Request
Determine how many lines include "time". Give the number and nothing else.

Stored data

########################################

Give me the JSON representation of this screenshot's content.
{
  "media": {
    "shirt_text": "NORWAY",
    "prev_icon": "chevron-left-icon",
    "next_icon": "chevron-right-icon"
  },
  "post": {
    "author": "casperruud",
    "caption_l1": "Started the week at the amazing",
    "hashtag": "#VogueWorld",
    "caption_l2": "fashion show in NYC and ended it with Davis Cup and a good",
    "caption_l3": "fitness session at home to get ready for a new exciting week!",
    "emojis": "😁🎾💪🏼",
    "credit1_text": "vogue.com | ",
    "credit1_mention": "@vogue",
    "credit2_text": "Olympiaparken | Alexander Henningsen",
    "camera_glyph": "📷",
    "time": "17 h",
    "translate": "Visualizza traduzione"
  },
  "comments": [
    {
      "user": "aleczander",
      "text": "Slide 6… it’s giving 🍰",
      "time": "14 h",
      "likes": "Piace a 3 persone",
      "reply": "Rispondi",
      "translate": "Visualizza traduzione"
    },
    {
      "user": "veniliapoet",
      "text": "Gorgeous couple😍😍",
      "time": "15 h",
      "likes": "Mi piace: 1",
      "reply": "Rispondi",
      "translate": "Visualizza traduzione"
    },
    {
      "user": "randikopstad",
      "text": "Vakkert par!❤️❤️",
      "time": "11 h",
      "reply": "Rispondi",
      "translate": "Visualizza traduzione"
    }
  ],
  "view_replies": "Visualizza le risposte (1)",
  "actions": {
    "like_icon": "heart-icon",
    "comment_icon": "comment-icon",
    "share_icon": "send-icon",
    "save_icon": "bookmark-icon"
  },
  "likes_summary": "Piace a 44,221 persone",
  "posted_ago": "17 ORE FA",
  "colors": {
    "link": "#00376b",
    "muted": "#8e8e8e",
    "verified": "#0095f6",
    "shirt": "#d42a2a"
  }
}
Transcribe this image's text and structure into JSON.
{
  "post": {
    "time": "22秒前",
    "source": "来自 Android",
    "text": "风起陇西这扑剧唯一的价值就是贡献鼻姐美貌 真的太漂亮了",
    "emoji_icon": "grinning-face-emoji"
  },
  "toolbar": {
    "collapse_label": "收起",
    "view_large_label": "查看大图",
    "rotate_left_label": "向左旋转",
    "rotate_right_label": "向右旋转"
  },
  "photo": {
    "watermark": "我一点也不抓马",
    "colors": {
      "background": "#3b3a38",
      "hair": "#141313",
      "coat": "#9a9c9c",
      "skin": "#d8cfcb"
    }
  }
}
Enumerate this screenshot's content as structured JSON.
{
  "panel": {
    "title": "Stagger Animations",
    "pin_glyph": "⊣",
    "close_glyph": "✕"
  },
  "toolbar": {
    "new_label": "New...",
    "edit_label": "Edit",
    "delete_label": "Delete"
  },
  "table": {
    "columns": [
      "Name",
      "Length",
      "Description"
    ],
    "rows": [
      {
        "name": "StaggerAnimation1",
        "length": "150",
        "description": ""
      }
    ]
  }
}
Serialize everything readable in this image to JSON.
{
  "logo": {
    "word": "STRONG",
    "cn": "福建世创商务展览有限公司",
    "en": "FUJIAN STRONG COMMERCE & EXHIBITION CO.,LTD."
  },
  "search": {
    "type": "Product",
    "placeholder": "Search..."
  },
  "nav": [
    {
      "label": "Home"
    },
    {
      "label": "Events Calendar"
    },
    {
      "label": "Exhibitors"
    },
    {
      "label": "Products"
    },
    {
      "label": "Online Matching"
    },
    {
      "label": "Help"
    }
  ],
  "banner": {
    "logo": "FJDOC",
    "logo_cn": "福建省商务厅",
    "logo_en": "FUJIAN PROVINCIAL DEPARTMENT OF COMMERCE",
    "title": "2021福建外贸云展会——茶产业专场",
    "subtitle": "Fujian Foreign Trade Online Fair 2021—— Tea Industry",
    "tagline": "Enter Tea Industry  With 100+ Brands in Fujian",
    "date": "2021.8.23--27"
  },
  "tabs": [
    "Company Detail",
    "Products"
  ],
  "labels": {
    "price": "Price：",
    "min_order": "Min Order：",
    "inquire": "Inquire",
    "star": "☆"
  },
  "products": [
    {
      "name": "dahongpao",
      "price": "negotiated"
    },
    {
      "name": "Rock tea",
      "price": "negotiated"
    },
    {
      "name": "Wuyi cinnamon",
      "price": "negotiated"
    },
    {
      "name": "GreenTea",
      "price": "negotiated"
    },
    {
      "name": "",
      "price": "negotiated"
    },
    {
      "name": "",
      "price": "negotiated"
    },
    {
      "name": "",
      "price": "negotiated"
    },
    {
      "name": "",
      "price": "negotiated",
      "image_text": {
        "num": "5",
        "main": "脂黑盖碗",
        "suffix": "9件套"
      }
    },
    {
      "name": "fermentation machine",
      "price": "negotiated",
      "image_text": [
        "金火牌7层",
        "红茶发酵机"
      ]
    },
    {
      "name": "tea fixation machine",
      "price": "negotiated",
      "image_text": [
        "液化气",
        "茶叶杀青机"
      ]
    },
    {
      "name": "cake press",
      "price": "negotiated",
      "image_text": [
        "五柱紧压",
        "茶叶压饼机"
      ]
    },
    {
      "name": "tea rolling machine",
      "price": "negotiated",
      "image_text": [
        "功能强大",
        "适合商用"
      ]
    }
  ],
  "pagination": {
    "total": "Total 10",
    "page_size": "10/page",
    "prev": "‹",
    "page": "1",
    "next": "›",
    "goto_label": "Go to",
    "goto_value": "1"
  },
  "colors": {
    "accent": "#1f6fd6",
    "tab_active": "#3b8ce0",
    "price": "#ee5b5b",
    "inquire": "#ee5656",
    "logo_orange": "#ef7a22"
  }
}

########################################

Solution to the exercise
5